• Task instructions: Where a line in the listing contains the string "data", copy that line out.

^^^^^^^^^^^^^^^^

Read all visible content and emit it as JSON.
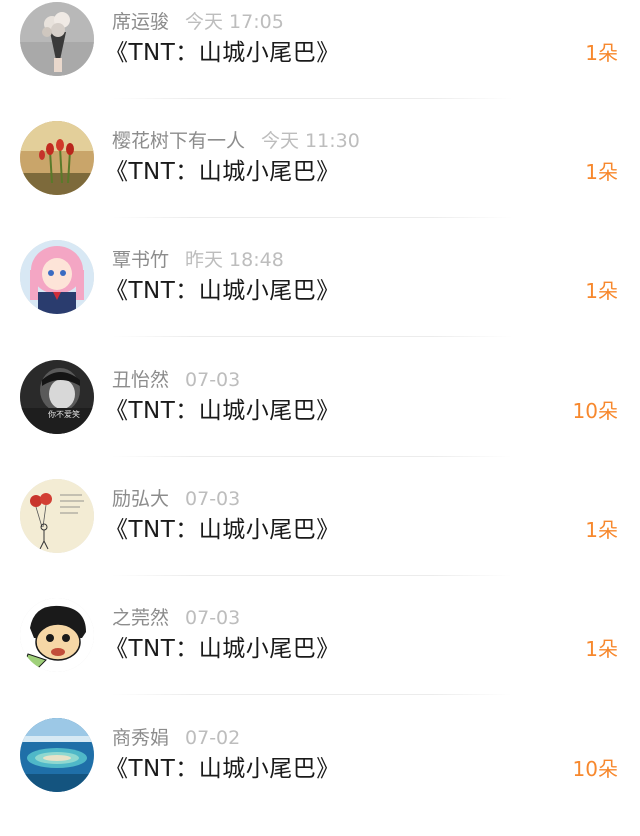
{
  "gifts": [
    {
      "name": "席运骏",
      "time": "今天 17:05",
      "title": "《TNT：山城小尾巴》",
      "count": "1朵",
      "avatar_icon": "bouquet-avatar"
    },
    {
      "name": "樱花树下有一人",
      "time": "今天 11:30",
      "title": "《TNT：山城小尾巴》",
      "count": "1朵",
      "avatar_icon": "tulips-avatar"
    },
    {
      "name": "覃书竹",
      "time": "昨天 18:48",
      "title": "《TNT：山城小尾巴》",
      "count": "1朵",
      "avatar_icon": "anime-girl-avatar"
    },
    {
      "name": "丑怡然",
      "time": "07-03",
      "title": "《TNT：山城小尾巴》",
      "count": "10朵",
      "avatar_icon": "photo-avatar",
      "avatar_caption": "你不爱笑"
    },
    {
      "name": "励弘大",
      "time": "07-03",
      "title": "《TNT：山城小尾巴》",
      "count": "1朵",
      "avatar_icon": "balloon-sketch-avatar"
    },
    {
      "name": "之莞然",
      "time": "07-03",
      "title": "《TNT：山城小尾巴》",
      "count": "1朵",
      "avatar_icon": "cartoon-face-avatar"
    },
    {
      "name": "商秀娟",
      "time": "07-02",
      "title": "《TNT：山城小尾巴》",
      "count": "10朵",
      "avatar_icon": "island-avatar"
    }
  ],
  "colors": {
    "accent": "#f7882d",
    "name": "#8c8c8c",
    "time": "#bdbdbd",
    "title": "#1a1a1a"
  }
}
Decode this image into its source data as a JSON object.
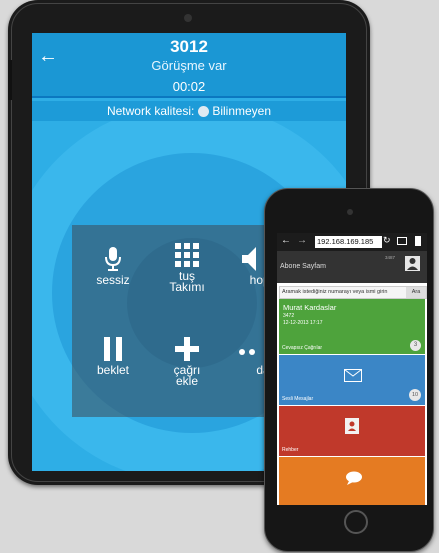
{
  "tablet": {
    "number": "3012",
    "status": "Görüşme var",
    "timer": "00:02",
    "network_label": "Network kalitesi:",
    "network_value": "Bilinmeyen",
    "buttons": {
      "mute": "sessiz",
      "keypad_1": "tuş",
      "keypad_2": "Takımı",
      "speaker": "hopa",
      "hold": "beklet",
      "add_1": "çağrı",
      "add_2": "ekle",
      "more": "da"
    }
  },
  "phone": {
    "url": "192.168.169.185",
    "header_title": "Abone Sayfam",
    "header_number": "3487",
    "search_placeholder": "Aramak istediğiniz numarayı veya ismi girin",
    "search_button": "Ara",
    "missed": {
      "name": "Murat Kardaslar",
      "number": "3472",
      "datetime": "12-12-2013 17:17",
      "label": "Cevapsız Çağrılar",
      "count": "3"
    },
    "voicemail": {
      "label": "Sesli Mesajlar",
      "count": "10"
    },
    "contacts": {
      "label": "Rehber"
    }
  },
  "colors": {
    "tablet_bg": "#2eaee6",
    "green": "#4ea33c",
    "blue": "#3b86c6",
    "red": "#c0392b",
    "orange": "#e57b22"
  }
}
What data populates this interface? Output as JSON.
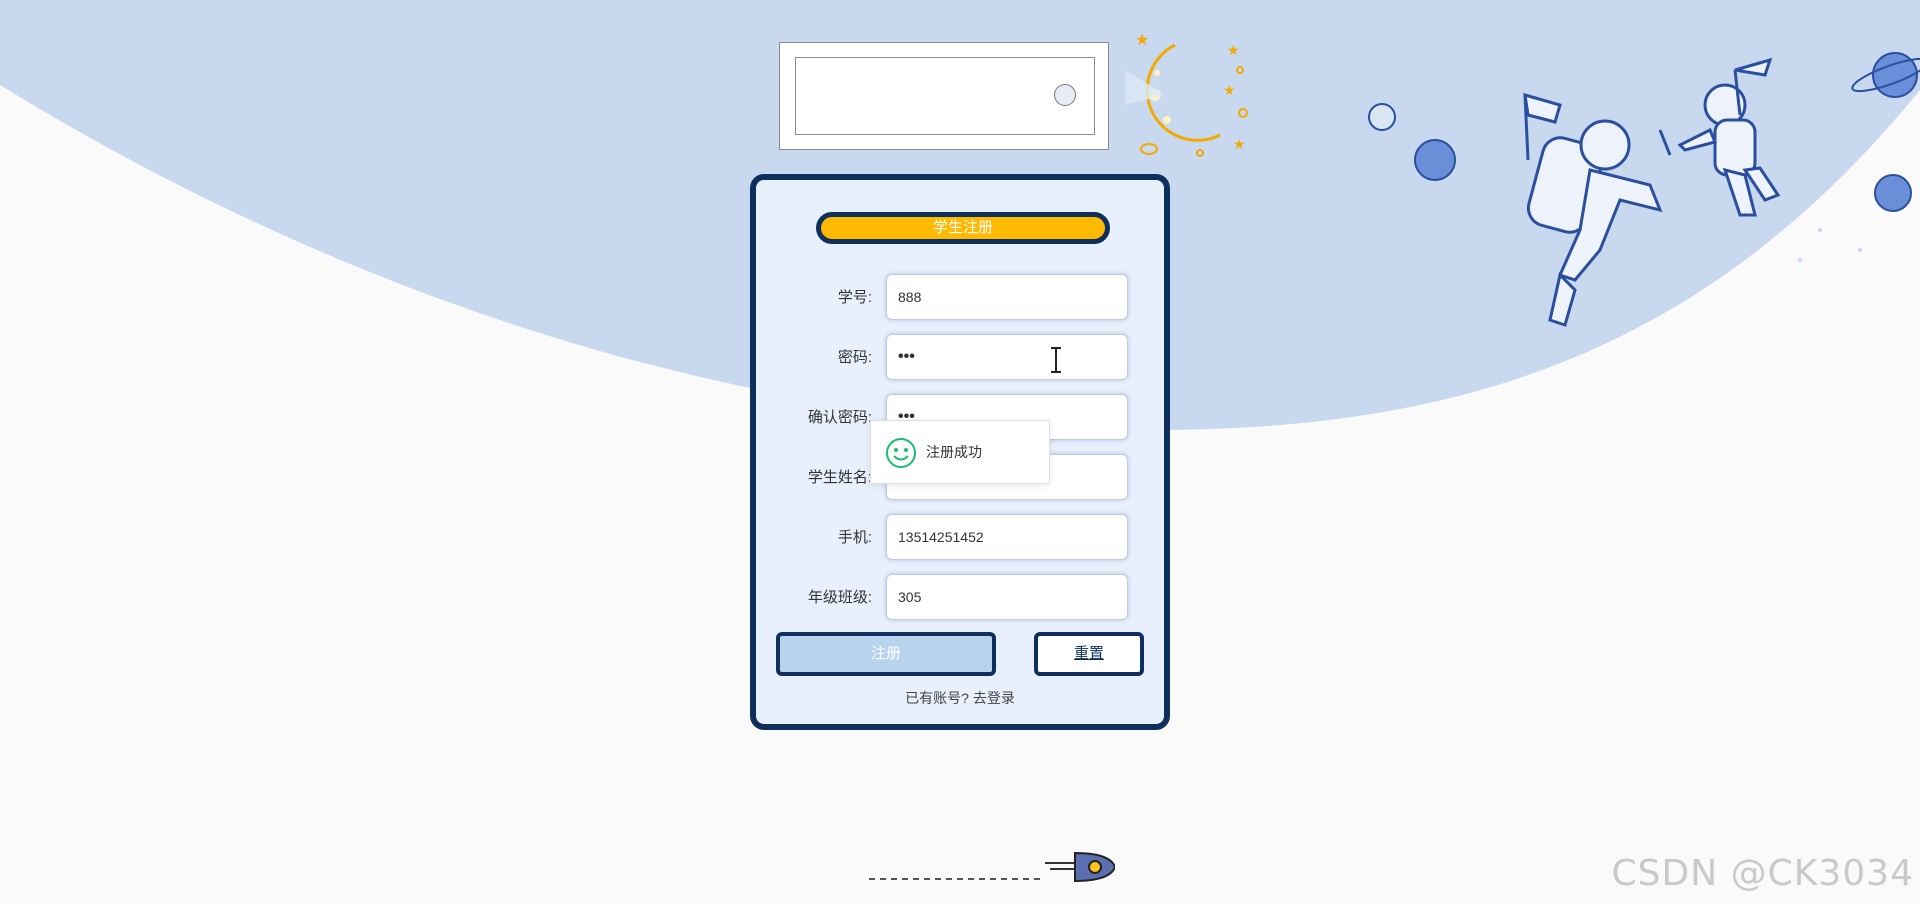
{
  "form": {
    "title": "学生注册",
    "fields": [
      {
        "label": "学号:",
        "value": "888",
        "type": "text"
      },
      {
        "label": "密码:",
        "value": "•••",
        "type": "password"
      },
      {
        "label": "确认密码:",
        "value": "•••",
        "type": "password"
      },
      {
        "label": "学生姓名:",
        "value": "",
        "type": "text"
      },
      {
        "label": "手机:",
        "value": "13514251452",
        "type": "text"
      },
      {
        "label": "年级班级:",
        "value": "305",
        "type": "text"
      }
    ],
    "register_label": "注册",
    "reset_label": "重置",
    "login_link": "已有账号? 去登录"
  },
  "toast": {
    "message": "注册成功",
    "icon": "smile-icon"
  },
  "watermark": "CSDN @CK3034",
  "colors": {
    "sky": "#c8d8ef",
    "card_border": "#0f2f5c",
    "card_bg": "#e8f0fd",
    "title_pill": "#ffb900",
    "register_btn": "#b8d3ee",
    "toast_icon": "#19be6b"
  }
}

^^^^^^^^^^^^^^^^

• Exercise solution:
Decode this image into its source data as a JSON object.
What data populates this interface? Output as JSON.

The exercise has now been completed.